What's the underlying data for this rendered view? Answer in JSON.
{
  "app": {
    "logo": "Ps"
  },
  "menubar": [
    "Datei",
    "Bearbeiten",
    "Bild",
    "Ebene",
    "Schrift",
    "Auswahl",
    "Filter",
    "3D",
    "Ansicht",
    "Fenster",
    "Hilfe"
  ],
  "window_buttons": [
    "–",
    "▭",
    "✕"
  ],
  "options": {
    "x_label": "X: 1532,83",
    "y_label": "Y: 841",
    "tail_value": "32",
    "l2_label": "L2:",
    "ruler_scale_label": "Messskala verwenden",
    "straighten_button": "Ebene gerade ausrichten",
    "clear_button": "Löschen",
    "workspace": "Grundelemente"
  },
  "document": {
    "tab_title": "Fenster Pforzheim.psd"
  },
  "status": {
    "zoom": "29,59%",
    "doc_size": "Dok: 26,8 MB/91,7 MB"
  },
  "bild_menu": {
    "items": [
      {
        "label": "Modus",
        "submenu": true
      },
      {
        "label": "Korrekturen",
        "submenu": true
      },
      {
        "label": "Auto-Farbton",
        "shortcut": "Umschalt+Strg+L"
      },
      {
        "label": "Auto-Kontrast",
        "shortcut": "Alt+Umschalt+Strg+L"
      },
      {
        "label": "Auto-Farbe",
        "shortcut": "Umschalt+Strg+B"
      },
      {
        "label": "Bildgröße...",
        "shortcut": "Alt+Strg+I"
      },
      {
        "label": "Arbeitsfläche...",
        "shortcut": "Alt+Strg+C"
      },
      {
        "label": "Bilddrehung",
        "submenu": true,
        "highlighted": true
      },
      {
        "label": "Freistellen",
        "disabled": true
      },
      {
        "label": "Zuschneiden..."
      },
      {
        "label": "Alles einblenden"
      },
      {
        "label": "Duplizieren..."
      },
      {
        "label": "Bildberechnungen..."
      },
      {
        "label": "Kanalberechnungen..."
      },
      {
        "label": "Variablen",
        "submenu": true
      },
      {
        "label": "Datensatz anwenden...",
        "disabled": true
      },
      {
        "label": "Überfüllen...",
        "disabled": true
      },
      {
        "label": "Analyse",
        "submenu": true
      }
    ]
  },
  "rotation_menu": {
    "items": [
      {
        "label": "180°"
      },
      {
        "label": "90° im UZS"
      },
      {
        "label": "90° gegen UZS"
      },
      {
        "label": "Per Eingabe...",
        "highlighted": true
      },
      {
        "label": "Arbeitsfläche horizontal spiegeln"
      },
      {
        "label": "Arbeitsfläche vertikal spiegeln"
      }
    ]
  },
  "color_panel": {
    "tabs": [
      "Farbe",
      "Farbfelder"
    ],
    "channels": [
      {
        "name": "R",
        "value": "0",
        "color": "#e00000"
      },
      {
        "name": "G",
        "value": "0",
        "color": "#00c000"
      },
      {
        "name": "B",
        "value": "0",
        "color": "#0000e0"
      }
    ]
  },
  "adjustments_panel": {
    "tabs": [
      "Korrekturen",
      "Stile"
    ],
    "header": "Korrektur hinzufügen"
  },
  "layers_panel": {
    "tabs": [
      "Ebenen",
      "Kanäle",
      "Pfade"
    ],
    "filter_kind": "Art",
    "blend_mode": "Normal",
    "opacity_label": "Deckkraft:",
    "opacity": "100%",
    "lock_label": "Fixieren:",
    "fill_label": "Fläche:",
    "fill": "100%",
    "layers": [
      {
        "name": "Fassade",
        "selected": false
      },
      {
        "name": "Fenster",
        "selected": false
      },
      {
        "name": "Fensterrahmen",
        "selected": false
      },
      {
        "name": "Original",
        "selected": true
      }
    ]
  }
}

● Job
Copy all data exactly, start to finish.

● Solution to the exercise
What's the underlying data for this rendered view? Answer in JSON.
{
  "app": {
    "logo": "Ps"
  },
  "menubar": [
    "Datei",
    "Bearbeiten",
    "Bild",
    "Ebene",
    "Schrift",
    "Auswahl",
    "Filter",
    "3D",
    "Ansicht",
    "Fenster",
    "Hilfe"
  ],
  "window_buttons": [
    "–",
    "▭",
    "✕"
  ],
  "options": {
    "x_label": "X: 1532,83",
    "y_label": "Y: 841",
    "tail_value": "32",
    "l2_label": "L2:",
    "ruler_scale_label": "Messskala verwenden",
    "straighten_button": "Ebene gerade ausrichten",
    "clear_button": "Löschen",
    "workspace": "Grundelemente"
  },
  "document": {
    "tab_title": "Fenster Pforzheim.psd"
  },
  "status": {
    "zoom": "29,59%",
    "doc_size": "Dok: 26,8 MB/91,7 MB"
  },
  "bild_menu": {
    "items": [
      {
        "label": "Modus",
        "submenu": true
      },
      {
        "label": "Korrekturen",
        "submenu": true
      },
      {
        "label": "Auto-Farbton",
        "shortcut": "Umschalt+Strg+L"
      },
      {
        "label": "Auto-Kontrast",
        "shortcut": "Alt+Umschalt+Strg+L"
      },
      {
        "label": "Auto-Farbe",
        "shortcut": "Umschalt+Strg+B"
      },
      {
        "label": "Bildgröße...",
        "shortcut": "Alt+Strg+I"
      },
      {
        "label": "Arbeitsfläche...",
        "shortcut": "Alt+Strg+C"
      },
      {
        "label": "Bilddrehung",
        "submenu": true,
        "highlighted": true
      },
      {
        "label": "Freistellen",
        "disabled": true
      },
      {
        "label": "Zuschneiden..."
      },
      {
        "label": "Alles einblenden"
      },
      {
        "label": "Duplizieren..."
      },
      {
        "label": "Bildberechnungen..."
      },
      {
        "label": "Kanalberechnungen..."
      },
      {
        "label": "Variablen",
        "submenu": true
      },
      {
        "label": "Datensatz anwenden...",
        "disabled": true
      },
      {
        "label": "Überfüllen...",
        "disabled": true
      },
      {
        "label": "Analyse",
        "submenu": true
      }
    ]
  },
  "rotation_menu": {
    "items": [
      {
        "label": "180°"
      },
      {
        "label": "90° im UZS"
      },
      {
        "label": "90° gegen UZS"
      },
      {
        "label": "Per Eingabe...",
        "highlighted": true
      },
      {
        "label": "Arbeitsfläche horizontal spiegeln"
      },
      {
        "label": "Arbeitsfläche vertikal spiegeln"
      }
    ]
  },
  "color_panel": {
    "tabs": [
      "Farbe",
      "Farbfelder"
    ],
    "channels": [
      {
        "name": "R",
        "value": "0",
        "color": "#e00000"
      },
      {
        "name": "G",
        "value": "0",
        "color": "#00c000"
      },
      {
        "name": "B",
        "value": "0",
        "color": "#0000e0"
      }
    ]
  },
  "adjustments_panel": {
    "tabs": [
      "Korrekturen",
      "Stile"
    ],
    "header": "Korrektur hinzufügen"
  },
  "layers_panel": {
    "tabs": [
      "Ebenen",
      "Kanäle",
      "Pfade"
    ],
    "filter_kind": "Art",
    "blend_mode": "Normal",
    "opacity_label": "Deckkraft:",
    "opacity": "100%",
    "lock_label": "Fixieren:",
    "fill_label": "Fläche:",
    "fill": "100%",
    "layers": [
      {
        "name": "Fassade",
        "selected": false
      },
      {
        "name": "Fenster",
        "selected": false
      },
      {
        "name": "Fensterrahmen",
        "selected": false
      },
      {
        "name": "Original",
        "selected": true
      }
    ]
  }
}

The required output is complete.